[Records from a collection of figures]
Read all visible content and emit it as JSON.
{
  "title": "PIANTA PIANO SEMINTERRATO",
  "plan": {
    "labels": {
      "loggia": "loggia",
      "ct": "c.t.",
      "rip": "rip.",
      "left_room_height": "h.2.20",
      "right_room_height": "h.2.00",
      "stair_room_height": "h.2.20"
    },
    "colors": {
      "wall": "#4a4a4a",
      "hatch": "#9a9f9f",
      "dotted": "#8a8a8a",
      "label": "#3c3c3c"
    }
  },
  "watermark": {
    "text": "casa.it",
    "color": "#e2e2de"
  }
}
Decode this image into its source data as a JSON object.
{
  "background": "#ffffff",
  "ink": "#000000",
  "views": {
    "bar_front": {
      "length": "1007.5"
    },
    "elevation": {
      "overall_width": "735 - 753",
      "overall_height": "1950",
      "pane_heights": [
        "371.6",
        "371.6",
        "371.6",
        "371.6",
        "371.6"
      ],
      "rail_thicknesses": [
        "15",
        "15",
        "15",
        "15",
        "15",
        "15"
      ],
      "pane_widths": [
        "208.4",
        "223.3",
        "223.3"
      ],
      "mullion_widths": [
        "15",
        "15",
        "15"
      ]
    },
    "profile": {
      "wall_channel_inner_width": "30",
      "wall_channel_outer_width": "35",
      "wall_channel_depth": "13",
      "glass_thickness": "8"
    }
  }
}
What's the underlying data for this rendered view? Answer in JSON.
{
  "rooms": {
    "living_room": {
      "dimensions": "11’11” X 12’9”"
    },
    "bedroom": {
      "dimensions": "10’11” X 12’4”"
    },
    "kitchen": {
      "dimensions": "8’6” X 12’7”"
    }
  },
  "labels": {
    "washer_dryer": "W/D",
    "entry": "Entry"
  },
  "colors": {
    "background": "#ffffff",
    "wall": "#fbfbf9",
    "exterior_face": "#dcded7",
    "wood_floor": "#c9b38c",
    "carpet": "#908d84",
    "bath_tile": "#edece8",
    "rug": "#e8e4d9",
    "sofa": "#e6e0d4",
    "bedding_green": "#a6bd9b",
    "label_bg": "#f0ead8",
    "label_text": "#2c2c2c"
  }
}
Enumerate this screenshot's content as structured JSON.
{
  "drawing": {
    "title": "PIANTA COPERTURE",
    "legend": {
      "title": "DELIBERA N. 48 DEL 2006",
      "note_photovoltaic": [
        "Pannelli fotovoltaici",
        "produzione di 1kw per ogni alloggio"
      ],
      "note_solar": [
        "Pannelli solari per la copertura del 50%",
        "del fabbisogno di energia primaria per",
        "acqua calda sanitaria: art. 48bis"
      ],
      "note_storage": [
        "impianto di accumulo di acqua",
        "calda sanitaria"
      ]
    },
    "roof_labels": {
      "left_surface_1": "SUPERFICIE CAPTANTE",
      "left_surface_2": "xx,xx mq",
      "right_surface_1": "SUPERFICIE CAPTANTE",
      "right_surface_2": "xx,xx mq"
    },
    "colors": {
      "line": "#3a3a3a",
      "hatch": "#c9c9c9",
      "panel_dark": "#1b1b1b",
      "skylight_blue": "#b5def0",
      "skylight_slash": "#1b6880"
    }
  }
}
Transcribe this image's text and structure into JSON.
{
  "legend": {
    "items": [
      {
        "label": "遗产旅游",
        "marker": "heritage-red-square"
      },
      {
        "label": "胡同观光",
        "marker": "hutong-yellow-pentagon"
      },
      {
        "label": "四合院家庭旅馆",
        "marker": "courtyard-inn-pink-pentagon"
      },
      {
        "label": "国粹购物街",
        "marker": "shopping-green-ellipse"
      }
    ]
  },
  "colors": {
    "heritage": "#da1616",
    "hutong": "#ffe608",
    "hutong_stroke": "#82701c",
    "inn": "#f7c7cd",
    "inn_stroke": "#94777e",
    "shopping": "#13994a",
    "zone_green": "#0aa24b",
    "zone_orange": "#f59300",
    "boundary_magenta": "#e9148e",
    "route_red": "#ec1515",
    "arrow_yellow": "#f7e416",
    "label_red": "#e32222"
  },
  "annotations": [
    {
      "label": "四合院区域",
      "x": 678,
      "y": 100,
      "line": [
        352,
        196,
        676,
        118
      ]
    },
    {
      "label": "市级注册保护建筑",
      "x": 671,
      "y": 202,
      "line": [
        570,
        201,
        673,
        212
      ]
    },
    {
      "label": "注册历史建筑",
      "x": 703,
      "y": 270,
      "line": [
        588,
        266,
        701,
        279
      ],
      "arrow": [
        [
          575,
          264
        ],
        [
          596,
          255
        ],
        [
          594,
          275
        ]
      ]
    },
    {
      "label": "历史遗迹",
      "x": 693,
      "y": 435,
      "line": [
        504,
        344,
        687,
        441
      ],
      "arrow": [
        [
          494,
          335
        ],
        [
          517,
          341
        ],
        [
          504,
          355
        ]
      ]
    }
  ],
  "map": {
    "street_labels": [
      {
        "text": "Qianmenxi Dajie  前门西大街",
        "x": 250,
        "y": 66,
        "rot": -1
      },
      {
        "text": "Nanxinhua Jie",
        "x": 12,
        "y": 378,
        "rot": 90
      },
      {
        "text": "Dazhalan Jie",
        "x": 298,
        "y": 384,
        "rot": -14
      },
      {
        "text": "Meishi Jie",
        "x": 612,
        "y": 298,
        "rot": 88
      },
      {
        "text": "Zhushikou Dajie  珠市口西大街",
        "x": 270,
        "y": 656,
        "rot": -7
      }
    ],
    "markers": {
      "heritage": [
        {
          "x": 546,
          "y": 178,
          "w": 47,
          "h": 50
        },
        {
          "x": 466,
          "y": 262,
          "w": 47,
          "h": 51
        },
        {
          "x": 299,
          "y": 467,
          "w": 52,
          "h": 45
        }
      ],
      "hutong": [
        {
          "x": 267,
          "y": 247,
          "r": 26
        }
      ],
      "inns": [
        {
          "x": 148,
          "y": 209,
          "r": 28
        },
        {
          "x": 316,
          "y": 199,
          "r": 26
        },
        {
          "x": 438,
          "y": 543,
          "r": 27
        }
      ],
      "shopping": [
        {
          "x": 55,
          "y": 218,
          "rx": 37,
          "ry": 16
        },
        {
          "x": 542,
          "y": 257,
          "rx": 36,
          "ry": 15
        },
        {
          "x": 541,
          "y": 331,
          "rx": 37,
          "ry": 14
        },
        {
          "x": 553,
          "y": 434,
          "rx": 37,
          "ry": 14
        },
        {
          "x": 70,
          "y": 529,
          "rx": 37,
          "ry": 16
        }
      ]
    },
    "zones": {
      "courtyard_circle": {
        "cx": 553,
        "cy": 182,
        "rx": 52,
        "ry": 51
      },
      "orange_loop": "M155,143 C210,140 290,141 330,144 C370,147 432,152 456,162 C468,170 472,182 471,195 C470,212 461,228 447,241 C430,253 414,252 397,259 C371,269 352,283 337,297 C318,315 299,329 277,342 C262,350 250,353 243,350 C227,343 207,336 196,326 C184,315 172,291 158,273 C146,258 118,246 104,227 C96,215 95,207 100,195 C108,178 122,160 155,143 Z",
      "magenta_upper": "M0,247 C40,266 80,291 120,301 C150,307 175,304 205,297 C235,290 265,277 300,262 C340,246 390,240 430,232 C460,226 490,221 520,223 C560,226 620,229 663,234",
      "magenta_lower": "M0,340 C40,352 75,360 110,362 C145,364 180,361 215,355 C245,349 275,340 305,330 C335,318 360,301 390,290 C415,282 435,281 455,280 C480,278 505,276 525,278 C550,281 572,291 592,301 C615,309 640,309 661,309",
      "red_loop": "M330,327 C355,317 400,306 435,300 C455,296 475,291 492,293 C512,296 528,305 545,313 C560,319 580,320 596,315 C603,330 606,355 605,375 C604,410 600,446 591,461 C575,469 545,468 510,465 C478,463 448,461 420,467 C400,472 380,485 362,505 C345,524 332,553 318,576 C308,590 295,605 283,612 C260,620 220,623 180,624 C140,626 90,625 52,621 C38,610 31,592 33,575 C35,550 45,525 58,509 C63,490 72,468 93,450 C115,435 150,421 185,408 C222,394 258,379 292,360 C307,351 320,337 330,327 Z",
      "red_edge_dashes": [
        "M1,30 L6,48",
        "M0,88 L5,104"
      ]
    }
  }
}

§ **STATED EXERCISE**
Check each line of the records for the string "into" and state how many lines contain it. Give only the number.

§ **RESULT FOR THIS EXERCISE**
2